Data items:

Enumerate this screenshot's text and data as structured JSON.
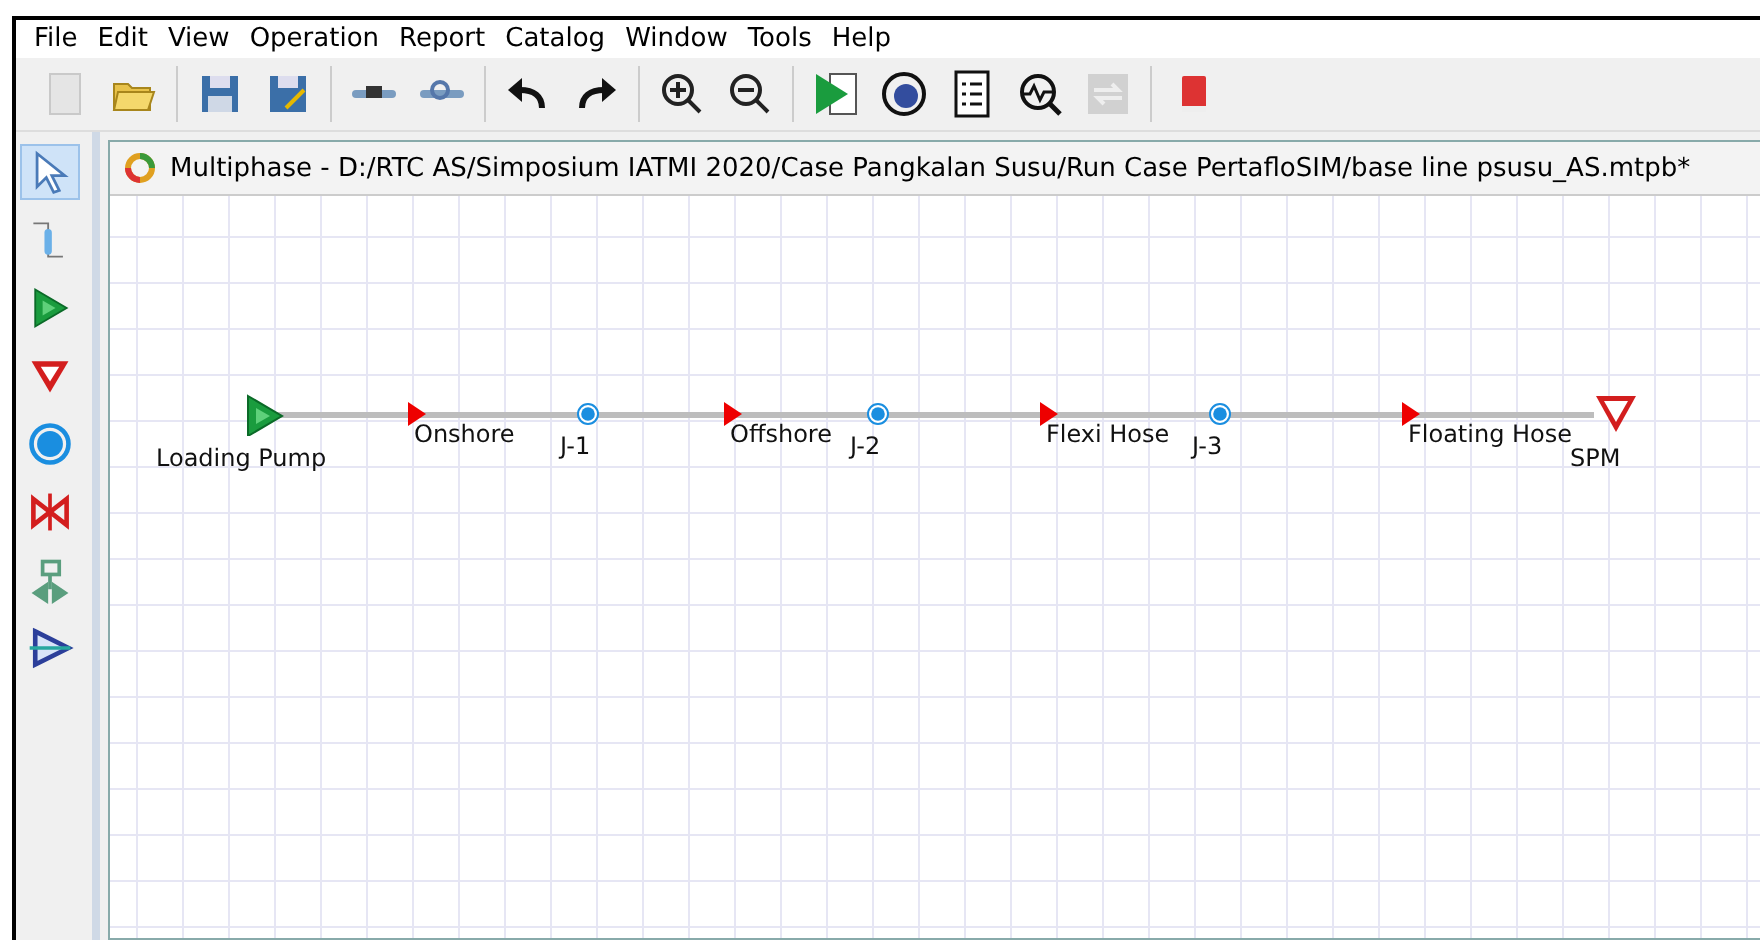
{
  "menu": [
    "File",
    "Edit",
    "View",
    "Operation",
    "Report",
    "Catalog",
    "Window",
    "Tools",
    "Help"
  ],
  "toolbar": [
    {
      "kind": "new",
      "disabled": true
    },
    {
      "kind": "open",
      "disabled": false
    },
    {
      "kind": "sep"
    },
    {
      "kind": "save",
      "disabled": false
    },
    {
      "kind": "saveas",
      "disabled": false
    },
    {
      "kind": "sep"
    },
    {
      "kind": "plugin",
      "disabled": false
    },
    {
      "kind": "plugin2",
      "disabled": false
    },
    {
      "kind": "sep"
    },
    {
      "kind": "undo",
      "disabled": false
    },
    {
      "kind": "redo",
      "disabled": false
    },
    {
      "kind": "sep"
    },
    {
      "kind": "zoomin",
      "disabled": false
    },
    {
      "kind": "zoomout",
      "disabled": false
    },
    {
      "kind": "sep"
    },
    {
      "kind": "run",
      "disabled": false
    },
    {
      "kind": "prun",
      "disabled": false
    },
    {
      "kind": "report",
      "disabled": false
    },
    {
      "kind": "monitor",
      "disabled": false
    },
    {
      "kind": "sync",
      "disabled": true
    },
    {
      "kind": "sep"
    },
    {
      "kind": "book",
      "disabled": false
    }
  ],
  "palette": [
    {
      "kind": "pointer",
      "selected": true
    },
    {
      "kind": "pipe",
      "selected": false
    },
    {
      "kind": "source",
      "selected": false
    },
    {
      "kind": "sink",
      "selected": false
    },
    {
      "kind": "junction",
      "selected": false
    },
    {
      "kind": "valve",
      "selected": false
    },
    {
      "kind": "regulator",
      "selected": false
    },
    {
      "kind": "pump",
      "selected": false
    }
  ],
  "window": {
    "title": "Multiphase - D:/RTC AS/Simposium IATMI 2020/Case Pangkalan Susu/Run Case PertafloSIM/base line psusu_AS.mtpb*"
  },
  "diagram": [
    {
      "kind": "source",
      "label": "Loading Pump"
    },
    {
      "kind": "pipe",
      "label": "Onshore"
    },
    {
      "kind": "junction",
      "label": "J-1"
    },
    {
      "kind": "pipe",
      "label": "Offshore"
    },
    {
      "kind": "junction",
      "label": "J-2"
    },
    {
      "kind": "pipe",
      "label": "Flexi Hose"
    },
    {
      "kind": "junction",
      "label": "J-3"
    },
    {
      "kind": "pipe",
      "label": "Floating Hose"
    },
    {
      "kind": "sink",
      "label": "SPM"
    }
  ]
}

* GOAL: Write every record out again exactly; no pictures belong in the copy.

* TASK OUTPUT:
Enumerate this screenshot's text and data as structured JSON.
{
  "menu": [
    "File",
    "Edit",
    "View",
    "Operation",
    "Report",
    "Catalog",
    "Window",
    "Tools",
    "Help"
  ],
  "toolbar": [
    {
      "kind": "new",
      "disabled": true
    },
    {
      "kind": "open",
      "disabled": false
    },
    {
      "kind": "sep"
    },
    {
      "kind": "save",
      "disabled": false
    },
    {
      "kind": "saveas",
      "disabled": false
    },
    {
      "kind": "sep"
    },
    {
      "kind": "plugin",
      "disabled": false
    },
    {
      "kind": "plugin2",
      "disabled": false
    },
    {
      "kind": "sep"
    },
    {
      "kind": "undo",
      "disabled": false
    },
    {
      "kind": "redo",
      "disabled": false
    },
    {
      "kind": "sep"
    },
    {
      "kind": "zoomin",
      "disabled": false
    },
    {
      "kind": "zoomout",
      "disabled": false
    },
    {
      "kind": "sep"
    },
    {
      "kind": "run",
      "disabled": false
    },
    {
      "kind": "prun",
      "disabled": false
    },
    {
      "kind": "report",
      "disabled": false
    },
    {
      "kind": "monitor",
      "disabled": false
    },
    {
      "kind": "sync",
      "disabled": true
    },
    {
      "kind": "sep"
    },
    {
      "kind": "book",
      "disabled": false
    }
  ],
  "palette": [
    {
      "kind": "pointer",
      "selected": true
    },
    {
      "kind": "pipe",
      "selected": false
    },
    {
      "kind": "source",
      "selected": false
    },
    {
      "kind": "sink",
      "selected": false
    },
    {
      "kind": "junction",
      "selected": false
    },
    {
      "kind": "valve",
      "selected": false
    },
    {
      "kind": "regulator",
      "selected": false
    },
    {
      "kind": "pump",
      "selected": false
    }
  ],
  "window": {
    "title": "Multiphase - D:/RTC AS/Simposium IATMI 2020/Case Pangkalan Susu/Run Case PertafloSIM/base line psusu_AS.mtpb*"
  },
  "diagram": [
    {
      "kind": "source",
      "label": "Loading Pump"
    },
    {
      "kind": "pipe",
      "label": "Onshore"
    },
    {
      "kind": "junction",
      "label": "J-1"
    },
    {
      "kind": "pipe",
      "label": "Offshore"
    },
    {
      "kind": "junction",
      "label": "J-2"
    },
    {
      "kind": "pipe",
      "label": "Flexi Hose"
    },
    {
      "kind": "junction",
      "label": "J-3"
    },
    {
      "kind": "pipe",
      "label": "Floating Hose"
    },
    {
      "kind": "sink",
      "label": "SPM"
    }
  ]
}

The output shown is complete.